### SHORT PROBLEM
Copy every record below exactly.

### DATASET CONTENT
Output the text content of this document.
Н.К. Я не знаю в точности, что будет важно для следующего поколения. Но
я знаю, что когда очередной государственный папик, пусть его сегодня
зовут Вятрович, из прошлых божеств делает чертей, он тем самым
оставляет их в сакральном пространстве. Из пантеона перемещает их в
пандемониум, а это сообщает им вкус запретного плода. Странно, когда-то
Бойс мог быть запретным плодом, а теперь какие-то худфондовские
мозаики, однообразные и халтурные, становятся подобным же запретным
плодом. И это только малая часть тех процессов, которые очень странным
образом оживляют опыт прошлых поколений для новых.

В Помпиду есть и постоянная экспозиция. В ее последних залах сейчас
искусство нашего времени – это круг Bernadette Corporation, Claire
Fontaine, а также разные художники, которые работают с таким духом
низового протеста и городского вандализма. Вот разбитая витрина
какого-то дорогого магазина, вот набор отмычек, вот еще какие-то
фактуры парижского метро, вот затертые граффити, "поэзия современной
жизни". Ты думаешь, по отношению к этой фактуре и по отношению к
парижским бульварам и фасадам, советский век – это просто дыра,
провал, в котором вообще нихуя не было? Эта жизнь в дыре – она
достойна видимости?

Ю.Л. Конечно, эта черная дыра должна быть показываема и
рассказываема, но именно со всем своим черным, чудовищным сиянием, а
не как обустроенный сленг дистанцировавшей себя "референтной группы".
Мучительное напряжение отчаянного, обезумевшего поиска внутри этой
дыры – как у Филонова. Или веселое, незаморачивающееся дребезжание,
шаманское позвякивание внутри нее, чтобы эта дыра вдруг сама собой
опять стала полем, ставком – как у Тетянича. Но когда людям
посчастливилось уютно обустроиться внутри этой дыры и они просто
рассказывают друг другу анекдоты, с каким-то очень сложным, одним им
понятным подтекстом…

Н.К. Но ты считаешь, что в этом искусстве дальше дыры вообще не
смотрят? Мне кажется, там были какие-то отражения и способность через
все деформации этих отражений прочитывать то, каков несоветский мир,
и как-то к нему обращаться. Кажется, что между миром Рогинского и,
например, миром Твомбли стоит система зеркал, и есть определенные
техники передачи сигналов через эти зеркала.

### TASK SOLUTION
Output the text content of this document.
Н.К. Я не знаю в точности, что будет важно для следующего поколения. Но
я знаю, что когда очередной государственный папик, пусть его сегодня
зовут Вятрович, из прошлых божеств делает чертей, он тем самым
оставляет их в сакральном пространстве. Из пантеона перемещает их в
пандемониум, а это сообщает им вкус запретного плода. Странно, когда-то
Бойс мог быть запретным плодом, а теперь какие-то худфондовские
мозаики, однообразные и халтурные, становятся подобным же запретным
плодом. И это только малая часть тех процессов, которые очень странным
образом оживляют опыт прошлых поколений для новых.

В Помпиду есть и постоянная экспозиция. В ее последних залах сейчас
искусство нашего времени – это круг Bernadette Corporation, Claire
Fontaine, а также разные художники, которые работают с таким духом
низового протеста и городского вандализма. Вот разбитая витрина
какого-то дорогого магазина, вот набор отмычек, вот еще какие-то
фактуры парижского метро, вот затертые граффити, "поэзия современной
жизни". Ты думаешь, по отношению к этой фактуре и по отношению к
парижским бульварам и фасадам, советский век – это просто дыра,
провал, в котором вообще нихуя не было? Эта жизнь в дыре – она
достойна видимости?

Ю.Л. Конечно, эта черная дыра должна быть показываема и
рассказываема, но именно со всем своим черным, чудовищным сиянием, а
не как обустроенный сленг дистанцировавшей себя "референтной группы".
Мучительное напряжение отчаянного, обезумевшего поиска внутри этой
дыры – как у Филонова. Или веселое, незаморачивающееся дребезжание,
шаманское позвякивание внутри нее, чтобы эта дыра вдруг сама собой
опять стала полем, ставком – как у Тетянича. Но когда людям
посчастливилось уютно обустроиться внутри этой дыры и они просто
рассказывают друг другу анекдоты, с каким-то очень сложным, одним им
понятным подтекстом…

Н.К. Но ты считаешь, что в этом искусстве дальше дыры вообще не
смотрят? Мне кажется, там были какие-то отражения и способность через
все деформации этих отражений прочитывать то, каков несоветский мир,
и как-то к нему обращаться. Кажется, что между миром Рогинского и,
например, миром Твомбли стоит система зеркал, и есть определенные
техники передачи сигналов через эти зеркала.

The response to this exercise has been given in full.